GIVEN TASK – In the material below, find all lines with the string "выявления" and copy them.

DATASET CONTENT –
================
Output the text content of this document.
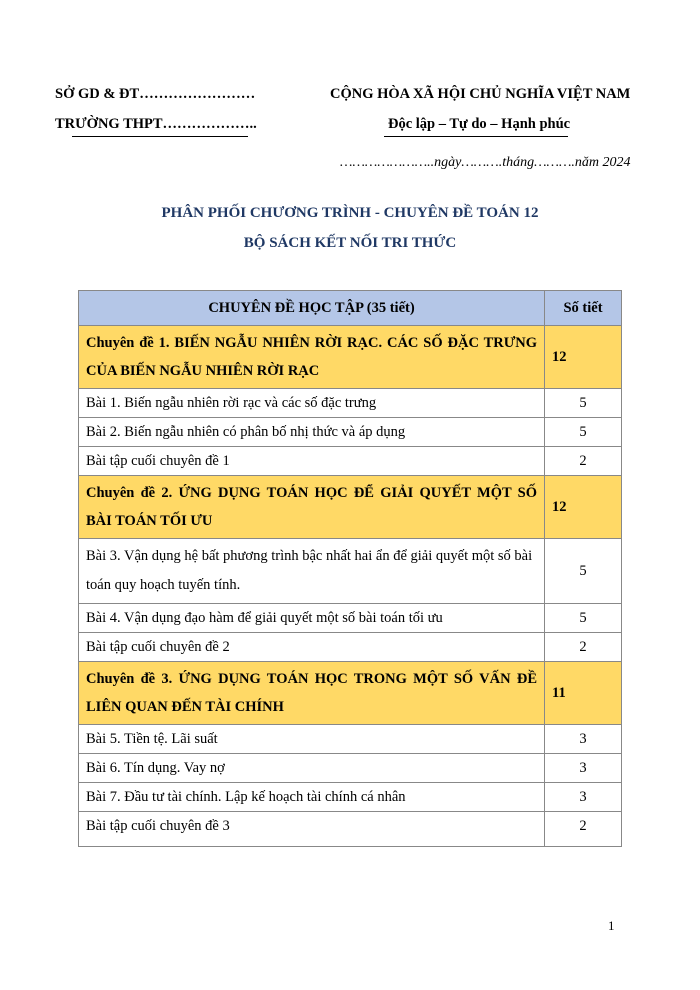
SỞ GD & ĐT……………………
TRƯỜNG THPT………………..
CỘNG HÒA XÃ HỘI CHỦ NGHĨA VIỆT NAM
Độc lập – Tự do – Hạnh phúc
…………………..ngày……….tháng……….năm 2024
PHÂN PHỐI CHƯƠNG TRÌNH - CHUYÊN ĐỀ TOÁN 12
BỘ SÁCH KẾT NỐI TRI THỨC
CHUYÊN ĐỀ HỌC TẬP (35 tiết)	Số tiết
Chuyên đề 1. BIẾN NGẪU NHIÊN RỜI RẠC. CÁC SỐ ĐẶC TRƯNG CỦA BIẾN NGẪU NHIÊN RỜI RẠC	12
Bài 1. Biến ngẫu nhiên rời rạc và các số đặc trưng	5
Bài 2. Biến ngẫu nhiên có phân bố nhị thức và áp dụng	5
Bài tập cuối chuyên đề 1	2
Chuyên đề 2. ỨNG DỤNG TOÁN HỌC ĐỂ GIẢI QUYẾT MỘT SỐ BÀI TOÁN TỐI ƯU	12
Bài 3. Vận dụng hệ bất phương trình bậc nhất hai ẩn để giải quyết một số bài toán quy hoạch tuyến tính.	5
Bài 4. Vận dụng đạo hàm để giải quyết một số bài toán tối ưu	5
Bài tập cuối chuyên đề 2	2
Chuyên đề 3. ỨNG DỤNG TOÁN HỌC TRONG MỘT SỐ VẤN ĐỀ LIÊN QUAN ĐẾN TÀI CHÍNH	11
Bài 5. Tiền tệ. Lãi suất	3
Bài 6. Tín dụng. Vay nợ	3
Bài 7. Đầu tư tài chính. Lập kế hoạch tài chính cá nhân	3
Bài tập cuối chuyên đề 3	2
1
================
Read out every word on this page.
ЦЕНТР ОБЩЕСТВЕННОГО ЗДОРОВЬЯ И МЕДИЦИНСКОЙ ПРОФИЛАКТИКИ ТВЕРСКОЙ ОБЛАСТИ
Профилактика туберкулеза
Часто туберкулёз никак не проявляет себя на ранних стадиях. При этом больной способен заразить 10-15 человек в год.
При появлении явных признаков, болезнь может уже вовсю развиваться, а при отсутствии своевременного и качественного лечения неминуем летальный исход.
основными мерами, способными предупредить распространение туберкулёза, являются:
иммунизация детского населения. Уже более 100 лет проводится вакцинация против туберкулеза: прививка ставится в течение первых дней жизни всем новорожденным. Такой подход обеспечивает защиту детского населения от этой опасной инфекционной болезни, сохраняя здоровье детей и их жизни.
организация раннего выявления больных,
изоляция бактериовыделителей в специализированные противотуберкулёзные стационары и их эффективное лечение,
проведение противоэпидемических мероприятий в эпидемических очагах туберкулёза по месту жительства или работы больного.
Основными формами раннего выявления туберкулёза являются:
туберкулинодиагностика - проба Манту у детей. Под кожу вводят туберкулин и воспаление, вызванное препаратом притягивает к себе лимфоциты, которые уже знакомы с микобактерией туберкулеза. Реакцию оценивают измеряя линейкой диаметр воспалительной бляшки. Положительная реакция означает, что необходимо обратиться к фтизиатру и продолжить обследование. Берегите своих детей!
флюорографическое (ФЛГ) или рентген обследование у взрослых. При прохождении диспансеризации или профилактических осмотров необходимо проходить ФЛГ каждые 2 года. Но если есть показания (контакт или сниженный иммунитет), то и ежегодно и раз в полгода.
================
SOLUTION –
организация раннего выявления больных,
Основными формами раннего выявления туберкулёза являются:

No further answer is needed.